TASK INSTRUCTIONS:
Copy word for word the lines of the records, starting at the first line and ending at the line that contains "paragraph-closing: 谢谢大家，我的演讲完毕。 (188, 988, 451, 1013)", with both ends included.

============================================================

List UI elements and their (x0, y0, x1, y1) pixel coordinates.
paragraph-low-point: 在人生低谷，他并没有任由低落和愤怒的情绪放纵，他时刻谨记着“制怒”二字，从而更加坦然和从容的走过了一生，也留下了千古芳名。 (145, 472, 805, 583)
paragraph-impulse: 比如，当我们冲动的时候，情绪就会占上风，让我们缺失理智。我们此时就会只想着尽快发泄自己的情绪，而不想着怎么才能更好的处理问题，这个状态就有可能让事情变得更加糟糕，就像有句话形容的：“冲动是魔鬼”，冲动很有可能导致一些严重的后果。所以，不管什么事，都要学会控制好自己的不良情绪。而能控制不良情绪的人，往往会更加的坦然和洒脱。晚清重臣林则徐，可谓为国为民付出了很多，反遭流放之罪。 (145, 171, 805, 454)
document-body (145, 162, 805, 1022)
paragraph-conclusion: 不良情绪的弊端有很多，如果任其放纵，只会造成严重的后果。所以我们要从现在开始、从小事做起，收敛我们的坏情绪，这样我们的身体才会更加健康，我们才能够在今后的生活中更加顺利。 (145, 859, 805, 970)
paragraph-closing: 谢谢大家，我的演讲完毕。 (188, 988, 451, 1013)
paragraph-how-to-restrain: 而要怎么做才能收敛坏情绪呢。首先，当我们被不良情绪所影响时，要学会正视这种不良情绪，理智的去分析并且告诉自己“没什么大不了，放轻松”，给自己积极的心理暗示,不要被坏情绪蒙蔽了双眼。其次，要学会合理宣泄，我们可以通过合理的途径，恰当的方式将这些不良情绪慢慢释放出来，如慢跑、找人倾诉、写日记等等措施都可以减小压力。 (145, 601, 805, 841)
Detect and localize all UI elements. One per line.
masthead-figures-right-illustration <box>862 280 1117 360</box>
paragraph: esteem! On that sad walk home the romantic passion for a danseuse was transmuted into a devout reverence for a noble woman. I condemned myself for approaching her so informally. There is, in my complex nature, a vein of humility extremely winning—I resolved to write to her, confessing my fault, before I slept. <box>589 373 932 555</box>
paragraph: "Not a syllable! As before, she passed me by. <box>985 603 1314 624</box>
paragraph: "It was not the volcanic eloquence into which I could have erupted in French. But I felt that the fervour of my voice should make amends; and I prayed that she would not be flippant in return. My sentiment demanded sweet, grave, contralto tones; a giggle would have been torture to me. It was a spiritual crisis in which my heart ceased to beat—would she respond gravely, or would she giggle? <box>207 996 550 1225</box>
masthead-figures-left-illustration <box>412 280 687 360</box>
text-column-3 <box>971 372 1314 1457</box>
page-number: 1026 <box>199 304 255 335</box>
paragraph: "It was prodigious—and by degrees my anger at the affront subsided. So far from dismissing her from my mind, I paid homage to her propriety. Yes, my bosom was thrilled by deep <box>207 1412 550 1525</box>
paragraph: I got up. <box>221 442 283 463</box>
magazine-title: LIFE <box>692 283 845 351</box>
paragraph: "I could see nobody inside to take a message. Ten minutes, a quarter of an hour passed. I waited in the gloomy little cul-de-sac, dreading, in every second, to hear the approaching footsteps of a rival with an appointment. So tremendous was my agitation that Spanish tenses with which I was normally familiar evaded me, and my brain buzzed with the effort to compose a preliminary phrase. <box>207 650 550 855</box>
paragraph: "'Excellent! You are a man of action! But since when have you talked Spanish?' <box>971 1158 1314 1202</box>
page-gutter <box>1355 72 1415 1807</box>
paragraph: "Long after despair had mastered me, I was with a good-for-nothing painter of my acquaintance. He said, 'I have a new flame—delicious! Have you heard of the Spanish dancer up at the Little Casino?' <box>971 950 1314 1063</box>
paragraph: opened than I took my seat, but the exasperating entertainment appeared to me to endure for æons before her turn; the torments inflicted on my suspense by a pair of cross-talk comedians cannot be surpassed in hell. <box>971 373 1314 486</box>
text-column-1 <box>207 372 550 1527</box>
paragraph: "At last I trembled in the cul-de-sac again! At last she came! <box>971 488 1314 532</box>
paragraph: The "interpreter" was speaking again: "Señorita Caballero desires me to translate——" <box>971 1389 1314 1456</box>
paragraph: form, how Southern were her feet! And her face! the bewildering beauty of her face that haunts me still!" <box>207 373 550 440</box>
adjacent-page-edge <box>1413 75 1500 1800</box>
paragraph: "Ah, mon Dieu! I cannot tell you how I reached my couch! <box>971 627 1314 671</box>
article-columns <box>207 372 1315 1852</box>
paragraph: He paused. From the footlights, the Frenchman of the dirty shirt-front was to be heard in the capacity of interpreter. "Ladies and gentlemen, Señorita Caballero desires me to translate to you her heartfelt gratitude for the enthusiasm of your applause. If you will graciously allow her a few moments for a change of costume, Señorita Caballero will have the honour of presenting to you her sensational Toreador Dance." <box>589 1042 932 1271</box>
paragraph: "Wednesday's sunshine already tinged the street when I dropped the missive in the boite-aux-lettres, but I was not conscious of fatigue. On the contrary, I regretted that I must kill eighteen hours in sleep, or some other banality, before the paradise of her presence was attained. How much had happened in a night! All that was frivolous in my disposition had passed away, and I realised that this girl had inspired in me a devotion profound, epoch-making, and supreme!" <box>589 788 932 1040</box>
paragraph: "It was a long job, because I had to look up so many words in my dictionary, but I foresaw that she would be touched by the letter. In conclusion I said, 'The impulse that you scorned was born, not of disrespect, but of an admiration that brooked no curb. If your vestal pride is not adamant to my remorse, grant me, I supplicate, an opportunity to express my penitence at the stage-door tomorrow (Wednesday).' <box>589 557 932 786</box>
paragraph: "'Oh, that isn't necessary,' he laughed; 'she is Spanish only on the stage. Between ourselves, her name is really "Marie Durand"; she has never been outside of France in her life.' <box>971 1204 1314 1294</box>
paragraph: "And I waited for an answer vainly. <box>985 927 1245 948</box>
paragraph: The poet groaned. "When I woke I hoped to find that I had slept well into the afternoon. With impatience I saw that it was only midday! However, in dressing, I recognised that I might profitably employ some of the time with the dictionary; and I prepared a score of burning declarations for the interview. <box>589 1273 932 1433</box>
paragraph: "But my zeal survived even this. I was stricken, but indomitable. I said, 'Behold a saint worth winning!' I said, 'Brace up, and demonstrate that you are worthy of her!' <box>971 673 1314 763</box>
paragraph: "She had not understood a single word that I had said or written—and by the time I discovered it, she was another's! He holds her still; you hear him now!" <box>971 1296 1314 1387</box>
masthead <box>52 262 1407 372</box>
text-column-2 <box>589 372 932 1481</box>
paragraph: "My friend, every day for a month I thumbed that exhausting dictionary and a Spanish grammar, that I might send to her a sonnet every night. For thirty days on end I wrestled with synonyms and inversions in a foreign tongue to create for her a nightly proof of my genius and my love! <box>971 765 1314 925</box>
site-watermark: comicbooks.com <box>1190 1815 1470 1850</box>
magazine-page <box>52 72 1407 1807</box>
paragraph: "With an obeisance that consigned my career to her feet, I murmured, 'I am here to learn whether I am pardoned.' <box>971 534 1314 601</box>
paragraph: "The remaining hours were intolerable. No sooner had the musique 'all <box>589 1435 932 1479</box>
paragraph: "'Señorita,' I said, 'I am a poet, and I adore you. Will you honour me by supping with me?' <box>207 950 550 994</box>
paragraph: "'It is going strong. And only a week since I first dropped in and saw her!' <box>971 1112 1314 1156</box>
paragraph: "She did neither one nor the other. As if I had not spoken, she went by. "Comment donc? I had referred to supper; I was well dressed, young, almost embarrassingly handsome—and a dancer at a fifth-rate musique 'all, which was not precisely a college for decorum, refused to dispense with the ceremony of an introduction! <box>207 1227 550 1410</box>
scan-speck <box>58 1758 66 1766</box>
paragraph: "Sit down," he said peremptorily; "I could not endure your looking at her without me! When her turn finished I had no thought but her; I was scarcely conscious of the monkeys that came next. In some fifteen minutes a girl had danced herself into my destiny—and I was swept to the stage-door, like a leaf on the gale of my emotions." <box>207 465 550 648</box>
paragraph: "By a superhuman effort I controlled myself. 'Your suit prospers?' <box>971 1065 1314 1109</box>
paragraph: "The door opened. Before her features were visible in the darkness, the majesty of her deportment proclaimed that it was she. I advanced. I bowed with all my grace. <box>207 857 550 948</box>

============================================================

EXERCISE RESULT:
List UI elements and their (x0, y0, x1, y1) pixel coordinates.
paragraph-low-point: 在人生低谷，他并没有任由低落和愤怒的情绪放纵，他时刻谨记着“制怒”二字，从而更加坦然和从容的走过了一生，也留下了千古芳名。 (145, 472, 805, 583)
paragraph-impulse: 比如，当我们冲动的时候，情绪就会占上风，让我们缺失理智。我们此时就会只想着尽快发泄自己的情绪，而不想着怎么才能更好的处理问题，这个状态就有可能让事情变得更加糟糕，就像有句话形容的：“冲动是魔鬼”，冲动很有可能导致一些严重的后果。所以，不管什么事，都要学会控制好自己的不良情绪。而能控制不良情绪的人，往往会更加的坦然和洒脱。晚清重臣林则徐，可谓为国为民付出了很多，反遭流放之罪。 (145, 171, 805, 454)
document-body (145, 162, 805, 1022)
paragraph-conclusion: 不良情绪的弊端有很多，如果任其放纵，只会造成严重的后果。所以我们要从现在开始、从小事做起，收敛我们的坏情绪，这样我们的身体才会更加健康，我们才能够在今后的生活中更加顺利。 (145, 859, 805, 970)
paragraph-closing: 谢谢大家，我的演讲完毕。 (188, 988, 451, 1013)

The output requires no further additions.